_Quoted text:_
____

[RFC] Enhance Filesystem Tests: Comprehensive Stress and Advanced Testing Coverage

@pevik 

## Abstract

The current LTP filesystem test suite (`testcases/kernel/fs/`) provides solid functional validation of core filesystem operations. However, there's significant opportunity to expand test coverage to include **intensive stress testing**, **concurrent operations**, **boundary conditions**, and **advanced filesystem features** that are critical for production environments.

This proposal outlines a comprehensive enhancement plan to expand the LTP filesystem tests into a more robust testing suite that can:
- Detect race conditions through concurrent I/O operations
- Validate filesystem behavior at boundary limits (max file sizes, path lengths, inode exhaustion)
- Test corruption recovery and fault tolerance
- Measure performance and scalability characteristics
- Verify security and permission models under stress
- Test filesystem-specific advanced features (CoW, compression, encryption)

The enhancements are organized into **12 major categories** with **100+ specific test scenarios**, complete with implementation examples and a phased rollout plan.

---

## Motivation

### Current Test Coverage
The existing filesystem tests effectively validate:
- Basic file operations (read, write, open, close)
- Directory operations (mkdir, rmdir, readdir)
- File attributes (chmod, chown, utime)
- Links (symlink, hardlink)
- Special files (pipes, sockets, device files)

### Opportunity for Enhancement
Production filesystems face scenarios that aren't fully covered:
- Hundreds of concurrent processes accessing files simultaneously
- Multi-terabyte files and millions of small files
- Sudden power losses and hardware failures
- Memory pressure and resource exhaustion
- Security attacks and permission boundary testing
- 24/7 sustained workloads causing fragmentation

Expanding test coverage to include these scenarios will significantly improve filesystem reliability and robustness.

____

_Prompt 1:_ Retype the rows, beginning at the first row and stopping after the row that contains "- more-icon[interactable]: ···: [97, 14, 114, 30]".
The rows after this have no connection to the filesystem test proposal.

____

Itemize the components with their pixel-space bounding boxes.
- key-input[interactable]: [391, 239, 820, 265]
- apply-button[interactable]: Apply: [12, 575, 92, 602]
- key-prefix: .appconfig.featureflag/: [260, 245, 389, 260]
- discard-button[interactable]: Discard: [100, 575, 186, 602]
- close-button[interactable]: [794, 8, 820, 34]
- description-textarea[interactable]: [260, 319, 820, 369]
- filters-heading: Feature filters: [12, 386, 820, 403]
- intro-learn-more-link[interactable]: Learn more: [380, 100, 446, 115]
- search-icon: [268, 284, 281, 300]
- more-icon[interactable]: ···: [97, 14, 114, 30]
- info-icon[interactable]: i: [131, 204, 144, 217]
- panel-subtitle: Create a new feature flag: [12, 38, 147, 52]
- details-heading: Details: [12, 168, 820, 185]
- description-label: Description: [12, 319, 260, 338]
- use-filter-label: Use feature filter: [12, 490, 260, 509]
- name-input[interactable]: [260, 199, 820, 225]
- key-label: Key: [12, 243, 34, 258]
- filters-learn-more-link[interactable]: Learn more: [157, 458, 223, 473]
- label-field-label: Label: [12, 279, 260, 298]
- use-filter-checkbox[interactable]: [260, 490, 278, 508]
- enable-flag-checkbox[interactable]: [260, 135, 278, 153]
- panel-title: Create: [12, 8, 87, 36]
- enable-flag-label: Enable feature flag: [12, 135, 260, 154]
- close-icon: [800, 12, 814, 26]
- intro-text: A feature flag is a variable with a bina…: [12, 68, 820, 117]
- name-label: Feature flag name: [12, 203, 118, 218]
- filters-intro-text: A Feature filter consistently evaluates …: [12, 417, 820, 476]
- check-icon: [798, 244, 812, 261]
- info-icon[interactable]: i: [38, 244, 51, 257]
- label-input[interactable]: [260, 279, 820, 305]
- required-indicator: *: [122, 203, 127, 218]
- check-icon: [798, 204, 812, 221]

____

_Prompt 2:_ Rewrite the filesystem test proposal, beginning at the words "[RFC] Enhance Filesystem" and stopping after "lengths, inode exhaustion)", with "race conditions" changed to "data races".

_Written response 1:_
Itemize the components with their pixel-space bounding boxes.
- key-input[interactable]: [391, 239, 820, 265]
- apply-button[interactable]: Apply: [12, 575, 92, 602]
- key-prefix: .appconfig.featureflag/: [260, 245, 389, 260]
- discard-button[interactable]: Discard: [100, 575, 186, 602]
- close-button[interactable]: [794, 8, 820, 34]
- description-textarea[interactable]: [260, 319, 820, 369]
- filters-heading: Feature filters: [12, 386, 820, 403]
- intro-learn-more-link[interactable]: Learn more: [380, 100, 446, 115]
- search-icon: [268, 284, 281, 300]
- more-icon[interactable]: ···: [97, 14, 114, 30]

_Written response 2:_
[RFC] Enhance Filesystem Tests: Comprehensive Stress and Advanced Testing Coverage

@pevik 

## Abstract

The current LTP filesystem test suite (`testcases/kernel/fs/`) provides solid functional validation of core filesystem operations. However, there's significant opportunity to expand test coverage to include **intensive stress testing**, **concurrent operations**, **boundary conditions**, and **advanced filesystem features** that are critical for production environments.

This proposal outlines a comprehensive enhancement plan to expand the LTP filesystem tests into a more robust testing suite that can:
- Detect data races through concurrent I/O operations
- Validate filesystem behavior at boundary limits (max file sizes, path lengths, inode exhaustion)